- [WHAT TO WORK ON]:
In the lines below, find the one that contains "Read this page and output its text content." and write it out exactly, along with every line that follows it.

○ ○ ○

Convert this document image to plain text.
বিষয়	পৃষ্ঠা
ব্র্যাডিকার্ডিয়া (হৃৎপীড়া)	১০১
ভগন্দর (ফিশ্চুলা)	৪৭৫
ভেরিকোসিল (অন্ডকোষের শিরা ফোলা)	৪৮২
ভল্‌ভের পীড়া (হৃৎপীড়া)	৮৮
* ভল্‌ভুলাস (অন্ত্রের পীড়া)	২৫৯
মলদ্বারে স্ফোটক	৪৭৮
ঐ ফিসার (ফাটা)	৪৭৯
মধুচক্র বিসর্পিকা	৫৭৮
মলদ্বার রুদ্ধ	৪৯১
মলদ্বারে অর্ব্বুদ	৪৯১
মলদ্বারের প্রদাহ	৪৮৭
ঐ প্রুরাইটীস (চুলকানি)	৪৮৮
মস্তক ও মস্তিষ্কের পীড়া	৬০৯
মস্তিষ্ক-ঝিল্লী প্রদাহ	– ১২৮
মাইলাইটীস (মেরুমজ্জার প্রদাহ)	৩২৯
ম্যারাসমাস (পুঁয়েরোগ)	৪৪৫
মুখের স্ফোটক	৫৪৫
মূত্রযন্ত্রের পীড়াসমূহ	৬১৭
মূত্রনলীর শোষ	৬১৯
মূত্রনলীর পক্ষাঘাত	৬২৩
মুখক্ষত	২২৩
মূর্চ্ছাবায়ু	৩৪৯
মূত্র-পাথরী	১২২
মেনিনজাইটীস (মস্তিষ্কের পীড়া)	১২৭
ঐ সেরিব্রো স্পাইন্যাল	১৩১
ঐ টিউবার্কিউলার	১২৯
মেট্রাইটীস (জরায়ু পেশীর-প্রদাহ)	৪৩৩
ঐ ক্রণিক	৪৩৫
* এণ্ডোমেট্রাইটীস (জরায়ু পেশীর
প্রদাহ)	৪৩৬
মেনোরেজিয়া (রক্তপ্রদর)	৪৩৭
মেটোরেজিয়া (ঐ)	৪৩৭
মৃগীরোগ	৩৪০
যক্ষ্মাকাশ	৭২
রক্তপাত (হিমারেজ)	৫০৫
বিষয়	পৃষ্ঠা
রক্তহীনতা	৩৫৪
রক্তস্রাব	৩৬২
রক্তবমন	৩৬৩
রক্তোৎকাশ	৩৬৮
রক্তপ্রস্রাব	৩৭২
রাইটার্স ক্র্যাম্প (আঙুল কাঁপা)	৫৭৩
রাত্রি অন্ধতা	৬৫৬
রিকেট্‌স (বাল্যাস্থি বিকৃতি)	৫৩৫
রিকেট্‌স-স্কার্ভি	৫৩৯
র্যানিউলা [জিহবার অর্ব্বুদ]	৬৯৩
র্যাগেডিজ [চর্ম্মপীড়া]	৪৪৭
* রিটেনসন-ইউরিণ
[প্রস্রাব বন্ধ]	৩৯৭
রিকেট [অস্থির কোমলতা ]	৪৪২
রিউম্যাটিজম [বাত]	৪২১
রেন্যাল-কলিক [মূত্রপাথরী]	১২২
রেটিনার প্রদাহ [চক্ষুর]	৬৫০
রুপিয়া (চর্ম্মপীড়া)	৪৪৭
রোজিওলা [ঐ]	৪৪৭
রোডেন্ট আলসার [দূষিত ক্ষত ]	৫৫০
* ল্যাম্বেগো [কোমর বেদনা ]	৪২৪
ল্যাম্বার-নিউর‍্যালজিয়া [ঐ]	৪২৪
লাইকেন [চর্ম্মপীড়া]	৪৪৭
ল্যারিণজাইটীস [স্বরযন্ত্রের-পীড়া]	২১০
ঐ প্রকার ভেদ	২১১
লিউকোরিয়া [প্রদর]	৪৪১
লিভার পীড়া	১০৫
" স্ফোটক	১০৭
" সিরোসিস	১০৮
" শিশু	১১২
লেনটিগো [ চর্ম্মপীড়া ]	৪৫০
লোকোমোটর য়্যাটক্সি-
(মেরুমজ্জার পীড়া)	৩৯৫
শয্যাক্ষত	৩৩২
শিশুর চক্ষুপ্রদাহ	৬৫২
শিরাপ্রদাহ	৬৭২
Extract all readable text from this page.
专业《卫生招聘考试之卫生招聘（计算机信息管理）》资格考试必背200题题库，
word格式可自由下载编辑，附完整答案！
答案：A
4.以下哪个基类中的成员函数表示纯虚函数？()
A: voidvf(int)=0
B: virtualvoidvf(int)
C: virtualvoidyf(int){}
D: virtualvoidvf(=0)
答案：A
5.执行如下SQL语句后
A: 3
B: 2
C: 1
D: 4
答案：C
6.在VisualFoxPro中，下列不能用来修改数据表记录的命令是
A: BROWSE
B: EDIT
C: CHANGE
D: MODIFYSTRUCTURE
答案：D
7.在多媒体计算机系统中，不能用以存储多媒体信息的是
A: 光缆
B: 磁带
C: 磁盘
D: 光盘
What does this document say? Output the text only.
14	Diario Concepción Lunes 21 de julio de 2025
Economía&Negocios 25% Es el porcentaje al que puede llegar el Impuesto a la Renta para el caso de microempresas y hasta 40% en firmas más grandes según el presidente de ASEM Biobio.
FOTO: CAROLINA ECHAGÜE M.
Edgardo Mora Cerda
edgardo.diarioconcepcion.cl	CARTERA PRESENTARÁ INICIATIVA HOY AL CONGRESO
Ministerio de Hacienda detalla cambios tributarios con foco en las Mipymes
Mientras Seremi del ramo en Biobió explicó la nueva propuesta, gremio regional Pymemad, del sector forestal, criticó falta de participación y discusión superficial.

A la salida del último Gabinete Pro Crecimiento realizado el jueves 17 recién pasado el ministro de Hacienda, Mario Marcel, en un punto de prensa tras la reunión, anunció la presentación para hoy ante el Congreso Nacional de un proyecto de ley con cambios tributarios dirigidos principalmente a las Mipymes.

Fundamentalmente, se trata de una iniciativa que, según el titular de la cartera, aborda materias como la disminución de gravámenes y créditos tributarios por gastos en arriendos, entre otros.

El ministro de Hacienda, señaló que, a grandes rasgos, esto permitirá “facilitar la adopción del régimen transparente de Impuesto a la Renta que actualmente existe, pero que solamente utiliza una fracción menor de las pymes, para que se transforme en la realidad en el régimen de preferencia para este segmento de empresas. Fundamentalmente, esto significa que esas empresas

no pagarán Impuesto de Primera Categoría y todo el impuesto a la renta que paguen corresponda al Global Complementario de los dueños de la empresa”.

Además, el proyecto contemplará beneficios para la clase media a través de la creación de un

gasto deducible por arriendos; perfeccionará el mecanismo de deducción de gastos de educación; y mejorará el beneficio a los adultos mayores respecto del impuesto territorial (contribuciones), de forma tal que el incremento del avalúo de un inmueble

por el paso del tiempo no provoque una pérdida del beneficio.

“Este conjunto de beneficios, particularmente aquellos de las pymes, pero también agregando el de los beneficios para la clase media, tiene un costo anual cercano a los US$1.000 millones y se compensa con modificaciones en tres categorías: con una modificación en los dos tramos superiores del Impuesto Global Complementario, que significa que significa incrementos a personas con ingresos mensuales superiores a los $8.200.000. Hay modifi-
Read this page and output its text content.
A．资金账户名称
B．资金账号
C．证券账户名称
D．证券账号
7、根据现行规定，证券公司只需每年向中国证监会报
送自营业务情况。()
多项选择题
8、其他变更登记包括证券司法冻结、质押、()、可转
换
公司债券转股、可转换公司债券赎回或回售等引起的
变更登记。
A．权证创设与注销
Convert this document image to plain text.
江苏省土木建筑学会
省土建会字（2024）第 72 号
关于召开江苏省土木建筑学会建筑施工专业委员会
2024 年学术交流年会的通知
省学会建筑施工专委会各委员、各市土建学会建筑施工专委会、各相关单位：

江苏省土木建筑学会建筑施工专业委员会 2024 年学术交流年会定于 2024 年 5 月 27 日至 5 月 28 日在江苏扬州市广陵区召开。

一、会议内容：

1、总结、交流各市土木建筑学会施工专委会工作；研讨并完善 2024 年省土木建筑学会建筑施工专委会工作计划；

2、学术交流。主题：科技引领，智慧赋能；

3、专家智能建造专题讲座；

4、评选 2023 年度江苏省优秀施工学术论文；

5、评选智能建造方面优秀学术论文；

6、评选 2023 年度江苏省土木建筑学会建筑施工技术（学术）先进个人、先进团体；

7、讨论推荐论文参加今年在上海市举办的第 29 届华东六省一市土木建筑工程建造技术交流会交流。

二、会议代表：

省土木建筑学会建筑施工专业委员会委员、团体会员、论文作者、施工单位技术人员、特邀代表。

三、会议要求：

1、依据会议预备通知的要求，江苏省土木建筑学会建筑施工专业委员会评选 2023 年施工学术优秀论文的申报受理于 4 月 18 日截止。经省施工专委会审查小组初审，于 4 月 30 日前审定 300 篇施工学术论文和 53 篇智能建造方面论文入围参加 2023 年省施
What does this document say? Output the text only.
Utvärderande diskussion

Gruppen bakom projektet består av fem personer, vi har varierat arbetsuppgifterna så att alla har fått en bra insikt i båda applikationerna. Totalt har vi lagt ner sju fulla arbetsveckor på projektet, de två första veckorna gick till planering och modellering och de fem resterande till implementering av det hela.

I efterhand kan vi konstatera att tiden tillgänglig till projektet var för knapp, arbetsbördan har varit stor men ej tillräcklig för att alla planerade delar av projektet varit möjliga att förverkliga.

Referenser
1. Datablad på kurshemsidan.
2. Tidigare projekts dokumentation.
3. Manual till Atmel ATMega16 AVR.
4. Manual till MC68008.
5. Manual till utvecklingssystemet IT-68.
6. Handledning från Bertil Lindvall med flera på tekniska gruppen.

○ ○ ○

- [SOLVED EXERCISE]:
Read this page and output its text content.
A．资金账户名称
B．资金账号
C．证券账户名称
D．证券账号
7、根据现行规定，证券公司只需每年向中国证监会报
送自营业务情况。()
多项选择题
8、其他变更登记包括证券司法冻结、质押、()、可转
换
公司债券转股、可转换公司债券赎回或回售等引起的
变更登记。
A．权证创设与注销
Convert this document image to plain text.
江苏省土木建筑学会
省土建会字（2024）第 72 号
关于召开江苏省土木建筑学会建筑施工专业委员会
2024 年学术交流年会的通知
省学会建筑施工专委会各委员、各市土建学会建筑施工专委会、各相关单位：

江苏省土木建筑学会建筑施工专业委员会 2024 年学术交流年会定于 2024 年 5 月 27 日至 5 月 28 日在江苏扬州市广陵区召开。

一、会议内容：

1、总结、交流各市土木建筑学会施工专委会工作；研讨并完善 2024 年省土木建筑学会建筑施工专委会工作计划；

2、学术交流。主题：科技引领，智慧赋能；

3、专家智能建造专题讲座；

4、评选 2023 年度江苏省优秀施工学术论文；

5、评选智能建造方面优秀学术论文；

6、评选 2023 年度江苏省土木建筑学会建筑施工技术（学术）先进个人、先进团体；

7、讨论推荐论文参加今年在上海市举办的第 29 届华东六省一市土木建筑工程建造技术交流会交流。

二、会议代表：

省土木建筑学会建筑施工专业委员会委员、团体会员、论文作者、施工单位技术人员、特邀代表。

三、会议要求：

1、依据会议预备通知的要求，江苏省土木建筑学会建筑施工专业委员会评选 2023 年施工学术优秀论文的申报受理于 4 月 18 日截止。经省施工专委会审查小组初审，于 4 月 30 日前审定 300 篇施工学术论文和 53 篇智能建造方面论文入围参加 2023 年省施
What does this document say? Output the text only.
Utvärderande diskussion

Gruppen bakom projektet består av fem personer, vi har varierat arbetsuppgifterna så att alla har fått en bra insikt i båda applikationerna. Totalt har vi lagt ner sju fulla arbetsveckor på projektet, de två första veckorna gick till planering och modellering och de fem resterande till implementering av det hela.

I efterhand kan vi konstatera att tiden tillgänglig till projektet var för knapp, arbetsbördan har varit stor men ej tillräcklig för att alla planerade delar av projektet varit möjliga att förverkliga.

Referenser
1. Datablad på kurshemsidan.
2. Tidigare projekts dokumentation.
3. Manual till Atmel ATMega16 AVR.
4. Manual till MC68008.
5. Manual till utvecklingssystemet IT-68.
6. Handledning från Bertil Lindvall med flera på tekniska gruppen.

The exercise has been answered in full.